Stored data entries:
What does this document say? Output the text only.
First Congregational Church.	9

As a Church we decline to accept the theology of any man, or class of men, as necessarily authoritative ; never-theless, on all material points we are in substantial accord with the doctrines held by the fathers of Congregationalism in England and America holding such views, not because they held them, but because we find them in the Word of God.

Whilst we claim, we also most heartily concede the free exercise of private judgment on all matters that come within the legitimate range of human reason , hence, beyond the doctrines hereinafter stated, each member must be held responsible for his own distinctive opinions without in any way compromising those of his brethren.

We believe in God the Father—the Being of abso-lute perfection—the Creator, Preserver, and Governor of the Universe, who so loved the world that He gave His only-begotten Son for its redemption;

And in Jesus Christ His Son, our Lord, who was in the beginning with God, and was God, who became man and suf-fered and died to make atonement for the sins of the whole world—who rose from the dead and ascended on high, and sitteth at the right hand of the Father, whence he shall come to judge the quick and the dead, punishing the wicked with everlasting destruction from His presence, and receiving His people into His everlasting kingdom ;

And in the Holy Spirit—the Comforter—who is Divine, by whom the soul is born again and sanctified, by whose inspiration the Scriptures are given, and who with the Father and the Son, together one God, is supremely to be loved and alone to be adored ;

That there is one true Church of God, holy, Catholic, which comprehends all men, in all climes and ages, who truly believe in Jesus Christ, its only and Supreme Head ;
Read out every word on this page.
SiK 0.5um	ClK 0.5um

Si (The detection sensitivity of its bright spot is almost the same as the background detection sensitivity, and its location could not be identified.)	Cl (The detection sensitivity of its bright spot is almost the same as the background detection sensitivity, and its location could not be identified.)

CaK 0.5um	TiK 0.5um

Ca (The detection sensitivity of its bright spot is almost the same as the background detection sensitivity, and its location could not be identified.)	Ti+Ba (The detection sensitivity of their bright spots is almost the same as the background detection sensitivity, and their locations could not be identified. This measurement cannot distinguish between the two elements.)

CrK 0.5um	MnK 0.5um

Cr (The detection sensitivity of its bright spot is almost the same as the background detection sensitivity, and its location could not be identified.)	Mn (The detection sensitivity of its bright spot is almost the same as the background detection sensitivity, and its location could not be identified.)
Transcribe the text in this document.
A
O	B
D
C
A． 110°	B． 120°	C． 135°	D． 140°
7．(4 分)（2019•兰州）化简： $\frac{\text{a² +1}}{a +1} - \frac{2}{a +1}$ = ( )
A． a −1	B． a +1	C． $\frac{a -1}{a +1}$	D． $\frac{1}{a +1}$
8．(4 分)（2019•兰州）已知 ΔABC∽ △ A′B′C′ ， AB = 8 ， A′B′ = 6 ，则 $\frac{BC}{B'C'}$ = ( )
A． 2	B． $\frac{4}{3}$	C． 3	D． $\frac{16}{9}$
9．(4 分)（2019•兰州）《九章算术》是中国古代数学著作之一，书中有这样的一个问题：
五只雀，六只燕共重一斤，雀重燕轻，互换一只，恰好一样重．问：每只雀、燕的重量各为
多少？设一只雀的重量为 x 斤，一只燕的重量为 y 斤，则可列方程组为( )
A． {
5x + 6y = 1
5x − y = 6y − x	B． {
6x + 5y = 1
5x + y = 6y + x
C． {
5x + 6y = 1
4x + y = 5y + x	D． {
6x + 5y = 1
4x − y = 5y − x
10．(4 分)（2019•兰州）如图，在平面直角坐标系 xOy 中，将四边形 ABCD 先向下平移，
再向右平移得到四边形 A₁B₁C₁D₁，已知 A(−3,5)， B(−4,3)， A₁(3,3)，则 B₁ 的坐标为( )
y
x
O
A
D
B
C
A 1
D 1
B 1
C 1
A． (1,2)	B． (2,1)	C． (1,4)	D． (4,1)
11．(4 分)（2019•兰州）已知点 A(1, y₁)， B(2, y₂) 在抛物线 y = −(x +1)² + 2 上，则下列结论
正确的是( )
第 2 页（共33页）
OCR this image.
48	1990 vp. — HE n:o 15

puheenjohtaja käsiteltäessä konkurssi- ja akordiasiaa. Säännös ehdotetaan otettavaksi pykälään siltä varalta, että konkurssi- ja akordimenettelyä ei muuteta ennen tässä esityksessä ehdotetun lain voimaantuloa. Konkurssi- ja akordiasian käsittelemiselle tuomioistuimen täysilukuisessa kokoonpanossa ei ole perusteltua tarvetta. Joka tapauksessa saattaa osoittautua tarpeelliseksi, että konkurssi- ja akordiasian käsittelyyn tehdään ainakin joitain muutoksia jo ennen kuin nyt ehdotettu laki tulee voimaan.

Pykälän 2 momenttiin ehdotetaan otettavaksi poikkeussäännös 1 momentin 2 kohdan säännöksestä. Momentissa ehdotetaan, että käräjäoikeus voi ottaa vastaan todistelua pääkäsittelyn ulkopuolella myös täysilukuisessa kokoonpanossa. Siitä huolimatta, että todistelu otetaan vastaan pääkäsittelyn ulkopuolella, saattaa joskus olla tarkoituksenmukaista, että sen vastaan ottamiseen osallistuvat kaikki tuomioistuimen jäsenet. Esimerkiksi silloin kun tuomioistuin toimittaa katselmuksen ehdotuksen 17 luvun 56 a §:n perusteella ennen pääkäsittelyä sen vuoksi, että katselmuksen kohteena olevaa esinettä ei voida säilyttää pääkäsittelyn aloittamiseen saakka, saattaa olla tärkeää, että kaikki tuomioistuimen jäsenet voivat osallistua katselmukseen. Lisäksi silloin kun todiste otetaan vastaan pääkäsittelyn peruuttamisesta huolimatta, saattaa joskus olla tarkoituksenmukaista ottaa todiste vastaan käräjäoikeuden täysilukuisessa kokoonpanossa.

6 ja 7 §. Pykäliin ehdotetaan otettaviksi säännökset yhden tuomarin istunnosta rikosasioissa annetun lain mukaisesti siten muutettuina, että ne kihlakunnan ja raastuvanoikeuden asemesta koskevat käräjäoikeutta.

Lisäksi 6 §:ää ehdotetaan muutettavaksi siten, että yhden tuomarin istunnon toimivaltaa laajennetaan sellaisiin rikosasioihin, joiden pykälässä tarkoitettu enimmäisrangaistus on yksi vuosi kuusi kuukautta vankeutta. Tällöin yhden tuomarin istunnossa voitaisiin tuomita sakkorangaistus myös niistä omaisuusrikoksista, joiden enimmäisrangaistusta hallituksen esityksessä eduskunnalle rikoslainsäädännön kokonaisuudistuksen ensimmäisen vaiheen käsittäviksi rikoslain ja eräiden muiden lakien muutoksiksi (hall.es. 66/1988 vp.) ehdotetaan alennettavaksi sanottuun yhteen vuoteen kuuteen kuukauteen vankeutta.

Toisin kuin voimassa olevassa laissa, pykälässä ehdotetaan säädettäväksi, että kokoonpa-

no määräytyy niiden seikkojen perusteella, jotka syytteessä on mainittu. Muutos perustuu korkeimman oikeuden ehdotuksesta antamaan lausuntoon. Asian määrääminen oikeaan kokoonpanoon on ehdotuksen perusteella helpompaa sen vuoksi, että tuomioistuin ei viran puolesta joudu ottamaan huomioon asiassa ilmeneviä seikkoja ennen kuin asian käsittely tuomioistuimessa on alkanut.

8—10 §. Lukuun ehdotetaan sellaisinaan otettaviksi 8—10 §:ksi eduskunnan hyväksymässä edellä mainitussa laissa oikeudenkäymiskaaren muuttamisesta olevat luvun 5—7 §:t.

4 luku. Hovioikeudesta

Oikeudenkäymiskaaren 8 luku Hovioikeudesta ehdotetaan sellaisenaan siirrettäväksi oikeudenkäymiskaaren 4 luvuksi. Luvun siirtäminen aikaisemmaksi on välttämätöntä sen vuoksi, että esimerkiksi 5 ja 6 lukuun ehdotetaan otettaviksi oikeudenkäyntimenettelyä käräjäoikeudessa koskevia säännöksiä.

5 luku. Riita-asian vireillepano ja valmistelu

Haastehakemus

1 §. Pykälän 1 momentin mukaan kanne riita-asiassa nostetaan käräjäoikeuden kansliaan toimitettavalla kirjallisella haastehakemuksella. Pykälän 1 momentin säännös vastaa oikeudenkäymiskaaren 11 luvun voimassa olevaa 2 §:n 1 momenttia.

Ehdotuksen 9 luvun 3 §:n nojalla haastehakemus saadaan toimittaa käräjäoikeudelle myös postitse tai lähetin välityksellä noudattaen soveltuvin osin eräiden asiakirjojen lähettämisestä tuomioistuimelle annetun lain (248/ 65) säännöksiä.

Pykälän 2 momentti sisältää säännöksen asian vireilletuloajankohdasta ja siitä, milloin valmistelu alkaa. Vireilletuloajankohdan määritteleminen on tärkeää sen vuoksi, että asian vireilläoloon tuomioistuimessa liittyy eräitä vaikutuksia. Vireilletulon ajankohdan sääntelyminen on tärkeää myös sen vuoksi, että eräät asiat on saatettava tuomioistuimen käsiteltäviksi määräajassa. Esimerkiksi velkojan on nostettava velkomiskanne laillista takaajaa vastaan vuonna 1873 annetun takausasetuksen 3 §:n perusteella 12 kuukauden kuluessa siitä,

> _Prompt_
Locate all lines holding the word "säännöksiä", then copy them out.

> _Output for this exercise_
Oikeudenkäymiskaaren 8 luku Hovioikeudesta ehdotetaan sellaisenaan siirrettäväksi oikeudenkäymiskaaren 4 luvuksi. Luvun siirtäminen aikaisemmaksi on välttämätöntä sen vuoksi, että esimerkiksi 5 ja 6 lukuun ehdotetaan otettaviksi oikeudenkäyntimenettelyä käräjäoikeudessa koskevia säännöksiä.
Ehdotuksen 9 luvun 3 §:n nojalla haastehakemus saadaan toimittaa käräjäoikeudelle myös postitse tai lähetin välityksellä noudattaen soveltuvin osin eräiden asiakirjojen lähettämisestä tuomioistuimelle annetun lain (248/ 65) säännöksiä.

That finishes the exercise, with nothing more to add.